## Job
The exercise asks you to copy every line below in which "elevados" appears.

-- START OF Data to use --

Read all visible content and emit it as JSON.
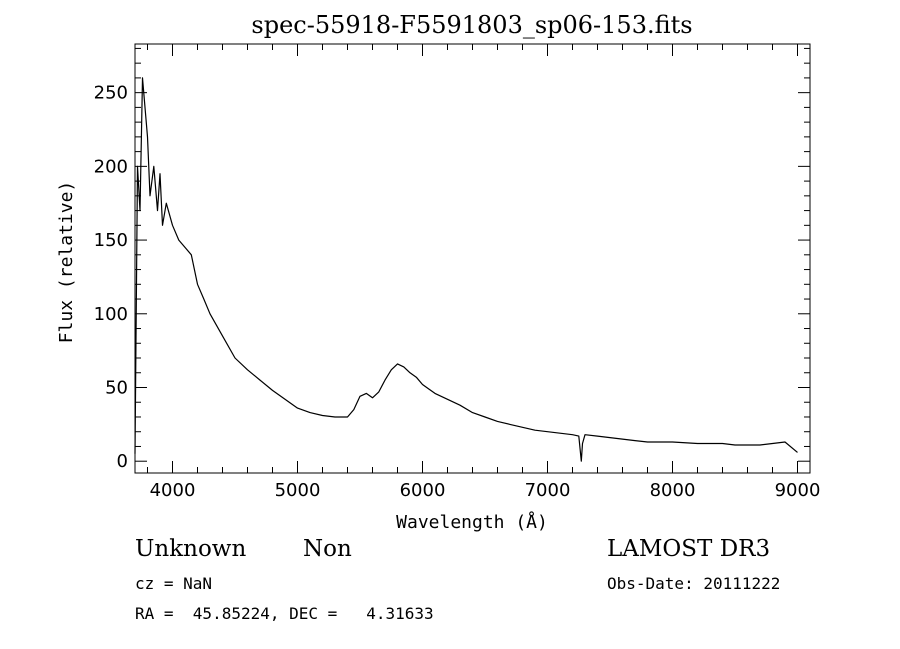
{
  "chart_data": {
    "type": "line",
    "title": "spec-55918-F5591803_sp06-153.fits",
    "xlabel": "Wavelength (Å)",
    "ylabel": "Flux (relative)",
    "xlim": [
      3700,
      9100
    ],
    "ylim": [
      -8,
      283
    ],
    "xticks": [
      4000,
      5000,
      6000,
      7000,
      8000,
      9000
    ],
    "xtick_labels": [
      "4000",
      "5000",
      "6000",
      "7000",
      "8000",
      "9000"
    ],
    "yticks": [
      0,
      50,
      100,
      150,
      200,
      250
    ],
    "ytick_labels": [
      "0",
      "50",
      "100",
      "150",
      "200",
      "250"
    ],
    "series": [
      {
        "name": "flux",
        "x": [
          3700,
          3720,
          3740,
          3760,
          3780,
          3800,
          3820,
          3850,
          3880,
          3900,
          3920,
          3950,
          4000,
          4050,
          4100,
          4150,
          4200,
          4250,
          4300,
          4400,
          4500,
          4600,
          4700,
          4800,
          4900,
          5000,
          5100,
          5200,
          5300,
          5400,
          5450,
          5500,
          5550,
          5600,
          5650,
          5700,
          5750,
          5800,
          5850,
          5900,
          5950,
          6000,
          6050,
          6100,
          6200,
          6300,
          6400,
          6500,
          6600,
          6700,
          6800,
          6900,
          7000,
          7100,
          7200,
          7250,
          7270,
          7280,
          7300,
          7400,
          7500,
          7600,
          7700,
          7800,
          7900,
          8000,
          8200,
          8300,
          8400,
          8500,
          8600,
          8700,
          8800,
          8900,
          9000
        ],
        "values": [
          5,
          200,
          170,
          260,
          240,
          220,
          180,
          200,
          170,
          195,
          160,
          175,
          160,
          150,
          145,
          140,
          120,
          110,
          100,
          85,
          70,
          62,
          55,
          48,
          42,
          36,
          33,
          31,
          30,
          30,
          35,
          44,
          46,
          43,
          47,
          55,
          62,
          66,
          64,
          60,
          57,
          52,
          49,
          46,
          42,
          38,
          33,
          30,
          27,
          25,
          23,
          21,
          20,
          19,
          18,
          17,
          0,
          12,
          18,
          17,
          16,
          15,
          14,
          13,
          13,
          13,
          12,
          12,
          12,
          11,
          11,
          11,
          12,
          13,
          6
        ]
      }
    ]
  },
  "info": {
    "object_class": "Unknown",
    "object_subclass": "Non",
    "survey": "LAMOST DR3",
    "redshift": "cz = NaN",
    "obs_date": "Obs-Date: 20111222",
    "coords": "RA =  45.85224, DEC =   4.31633"
  }
}
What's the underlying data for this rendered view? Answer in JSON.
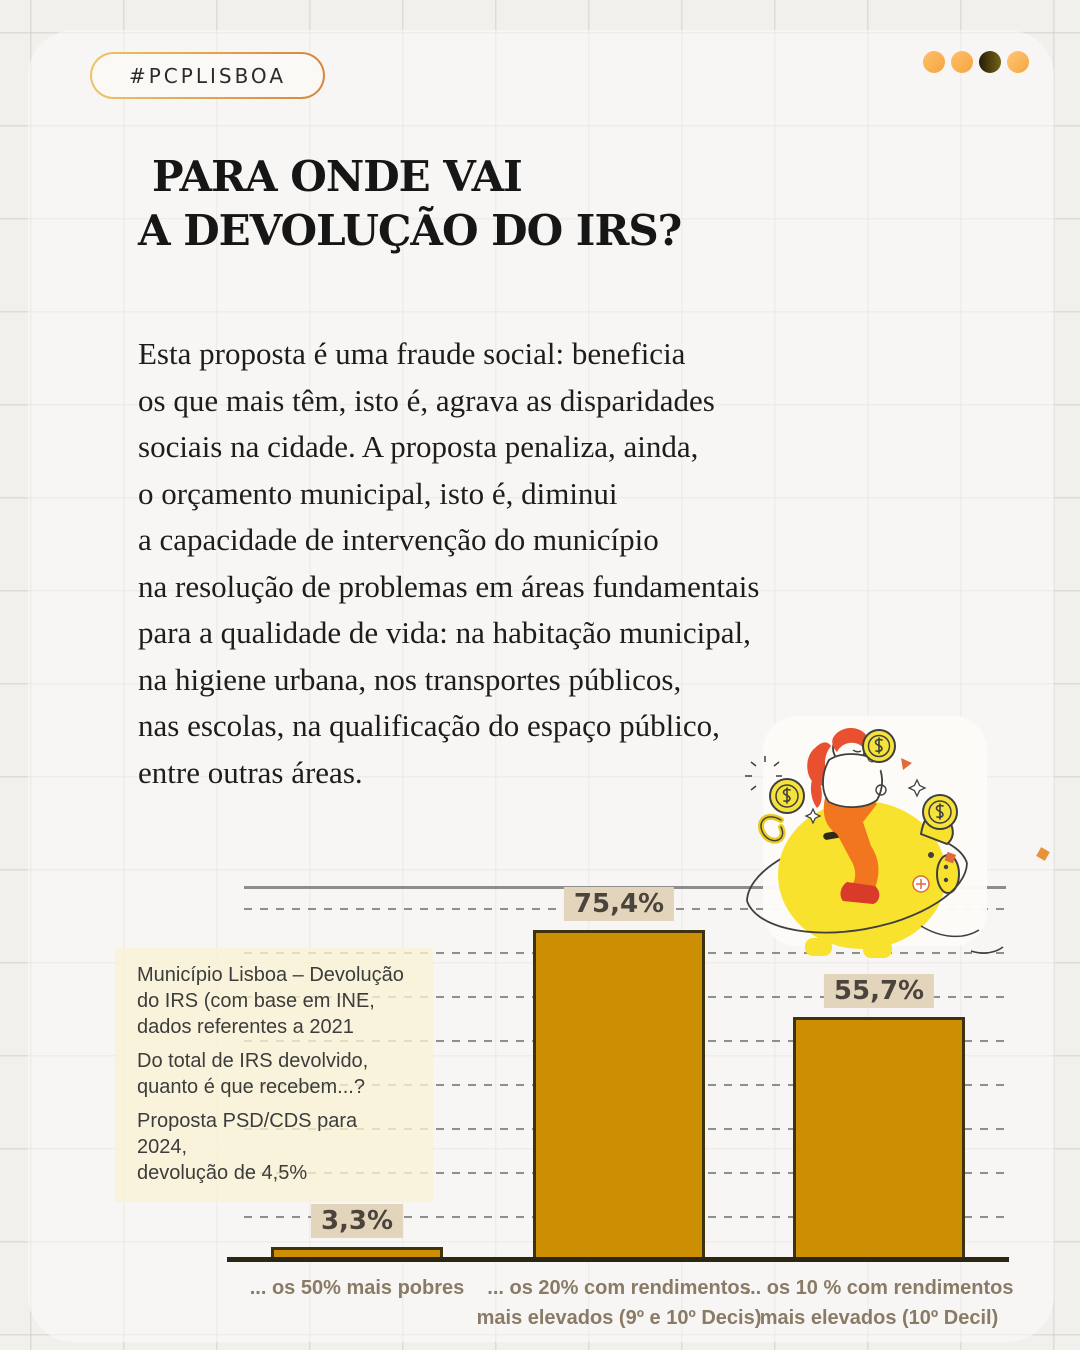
{
  "badge": {
    "label": "#PCPLISBOA"
  },
  "decor": {
    "dots": [
      {
        "from": "#FFC06B",
        "to": "#F5A43F",
        "angle": "135deg"
      },
      {
        "from": "#FFC06B",
        "to": "#F5A43F",
        "angle": "135deg"
      },
      {
        "from": "#241D06",
        "to": "#77621A",
        "angle": "90deg"
      },
      {
        "from": "#FFC879",
        "to": "#F5A43F",
        "angle": "135deg"
      }
    ],
    "badge_border_from": "#EEC366",
    "badge_border_to": "#D8873A"
  },
  "title": {
    "line1": "PARA ONDE VAI",
    "line2": "A DEVOLUÇÃO DO IRS?"
  },
  "body_text": "Esta proposta é uma fraude social: beneficia\nos que mais têm, isto é, agrava as disparidades\nsociais na cidade. A proposta penaliza, ainda,\no orçamento municipal, isto é, diminui\na capacidade de intervenção do município\nna resolução de problemas em áreas fundamentais\npara a qualidade de vida: na habitação municipal,\nna higiene urbana, nos transportes públicos,\nnas escolas, na qualificação do espaço público,\nentre outras áreas.",
  "chart_data": {
    "type": "bar",
    "title": "Do total de IRS devolvido, quanto é que recebem...?",
    "categories": [
      "... os 50% mais pobres",
      "... os 20% com rendimentos\nmais elevados (9º e 10º Decis)",
      "... os 10 % com rendimentos\nmais elevados (10º Decil)"
    ],
    "values": [
      3.3,
      75.4,
      55.7
    ],
    "value_labels": [
      "3,3%",
      "75,4%",
      "55,7%"
    ],
    "ylabel": "",
    "xlabel": "",
    "ylim": [
      0,
      85
    ],
    "gridlines_percent": [
      10,
      20,
      30,
      40,
      50,
      60,
      70,
      80
    ],
    "grid": "dashed-horizontal",
    "legend": "none",
    "annotations": {
      "p1": "Município Lisboa – Devolução\ndo IRS (com base em INE,\ndados referentes a 2021",
      "p2": "Do total de IRS devolvido,\nquanto é que recebem...?",
      "p3": "Proposta PSD/CDS para 2024,\ndevolução de 4,5%"
    },
    "colors": {
      "bar_fill": "#CC8F03",
      "bar_border": "#3E3310",
      "value_chip_bg": "#E3D5BC",
      "value_chip_text": "#4A443C",
      "category_text": "#8A7B66",
      "baseline": "#2B2713",
      "gridline": "#90908A",
      "notes_bg": "#FAF2D5"
    }
  },
  "illustration": {
    "icons": [
      "piggy-bank-icon",
      "coin-icon",
      "person-rider-figure",
      "sparkle-icon",
      "orbit-ring-icon"
    ]
  }
}
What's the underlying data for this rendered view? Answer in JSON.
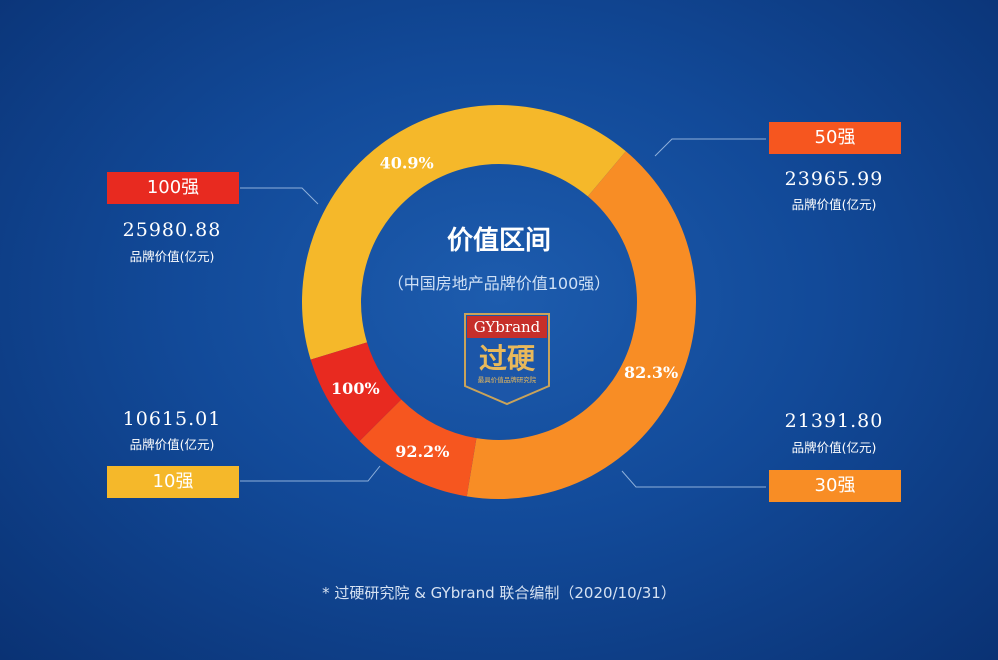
{
  "chart_data": {
    "type": "pie",
    "title": "价值区间",
    "subtitle": "（中国房地产品牌价值100强）",
    "slices": [
      {
        "label": "10强",
        "value": 10615.01,
        "percent_label": "40.9%",
        "color": "#f5b82a"
      },
      {
        "label": "30强",
        "value": 10776.79,
        "percent_label": "82.3%",
        "color": "#f88d25"
      },
      {
        "label": "50强",
        "value": 2574.19,
        "percent_label": "92.2%",
        "color": "#f6561f"
      },
      {
        "label": "100强",
        "value": 2014.89,
        "percent_label": "100%",
        "color": "#e82a20"
      }
    ],
    "cumulative": [
      {
        "label": "100强",
        "value": "25980.88",
        "unit": "品牌价值(亿元)",
        "color": "#e82a20"
      },
      {
        "label": "50强",
        "value": "23965.99",
        "unit": "品牌价值(亿元)",
        "color": "#f6561f"
      },
      {
        "label": "30强",
        "value": "21391.80",
        "unit": "品牌价值(亿元)",
        "color": "#f88d25"
      },
      {
        "label": "10强",
        "value": "10615.01",
        "unit": "品牌价值(亿元)",
        "color": "#f5b82a"
      }
    ]
  },
  "logo": {
    "brand": "GYbrand",
    "name": "过硬",
    "tagline": "最具价值品牌研究院"
  },
  "footer": "*  过硬研究院 & GYbrand 联合编制（2020/10/31）"
}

-- END OF Data to use --

## Output
      "... os 20% com rendimentos\nmais elevados (9º e 10º Decis)",
      "... os 10 % com rendimentos\nmais elevados (10º Decil)"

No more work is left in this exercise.